** BEGIN **

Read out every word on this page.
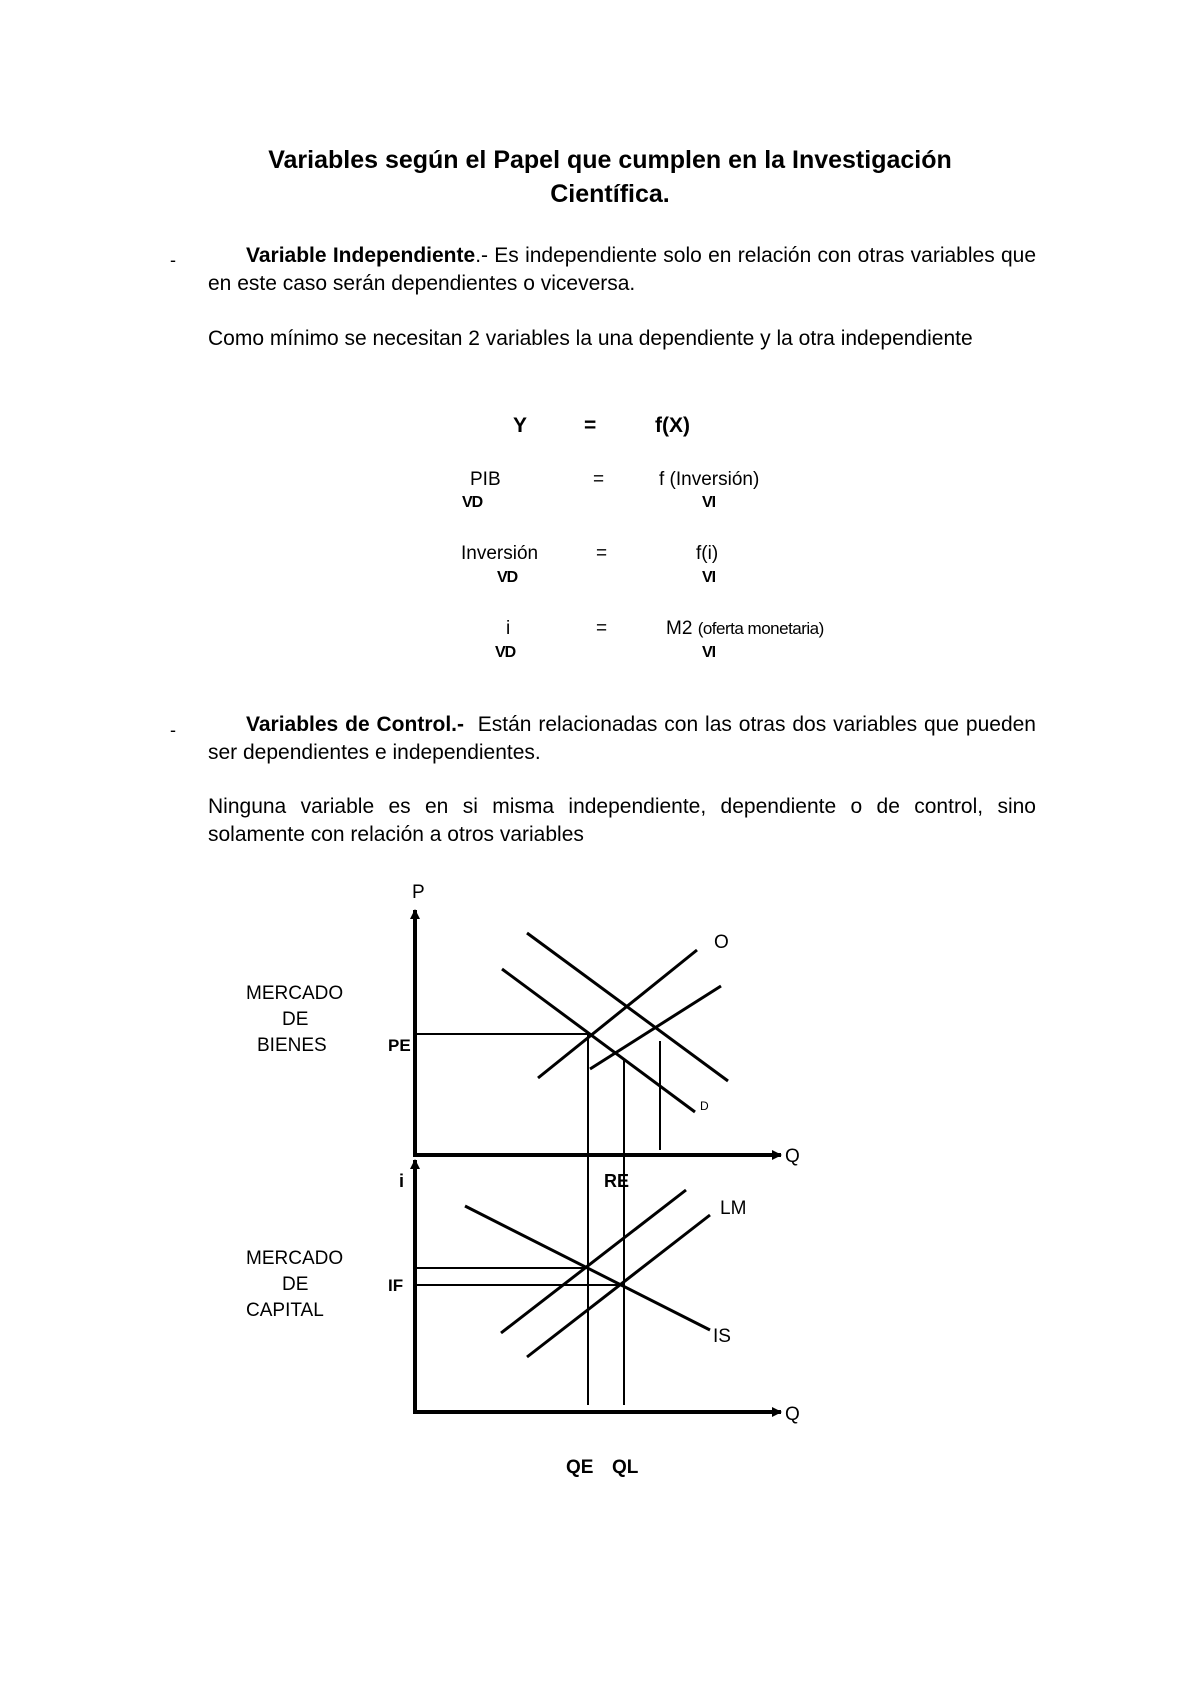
Variables según el Papel que cumplen en la Investigación
Científica.
-	Variable Independiente.- Es independiente solo en relación con otras variables que en este caso serán dependientes o viceversa.
Como mínimo se necesitan 2 variables la una dependiente y la otra independiente
Y	=	f(X)
PIB	=	f (Inversión)
VD	VI
Inversión	=	f(i)
VD	VI
i	=	M2 (oferta monetaria)
VD	VI
-	Variables de Control.- Están relacionadas con las otras dos variables que pueden ser dependientes e independientes.
Ninguna variable es en si misma independiente, dependiente o de control, sino solamente con relación a otros variables
P
O
D
PE
Q
i	RE
LM
IF
IS
Q
QE QL
MERCADO
DE
BIENES
MERCADO
DE
CAPITAL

** END **

#### Given instruction:
Retype the whole listing, keeping every line identical and omitting all pictures.

#### Result for this task:
Read out every word on this page.
Variables según el Papel que cumplen en la Investigación
Científica.
-	Variable Independiente.- Es independiente solo en relación con otras variables que en este caso serán dependientes o viceversa.
Como mínimo se necesitan 2 variables la una dependiente y la otra independiente
Y	=	f(X)
PIB	=	f (Inversión)
VD	VI
Inversión	=	f(i)
VD	VI
i	=	M2 (oferta monetaria)
VD	VI
-	Variables de Control.- Están relacionadas con las otras dos variables que pueden ser dependientes e independientes.
Ninguna variable es en si misma independiente, dependiente o de control, sino solamente con relación a otros variables
P
O
D
PE
Q
i	RE
LM
IF
IS
Q
QE QL
MERCADO
DE
BIENES
MERCADO
DE
CAPITAL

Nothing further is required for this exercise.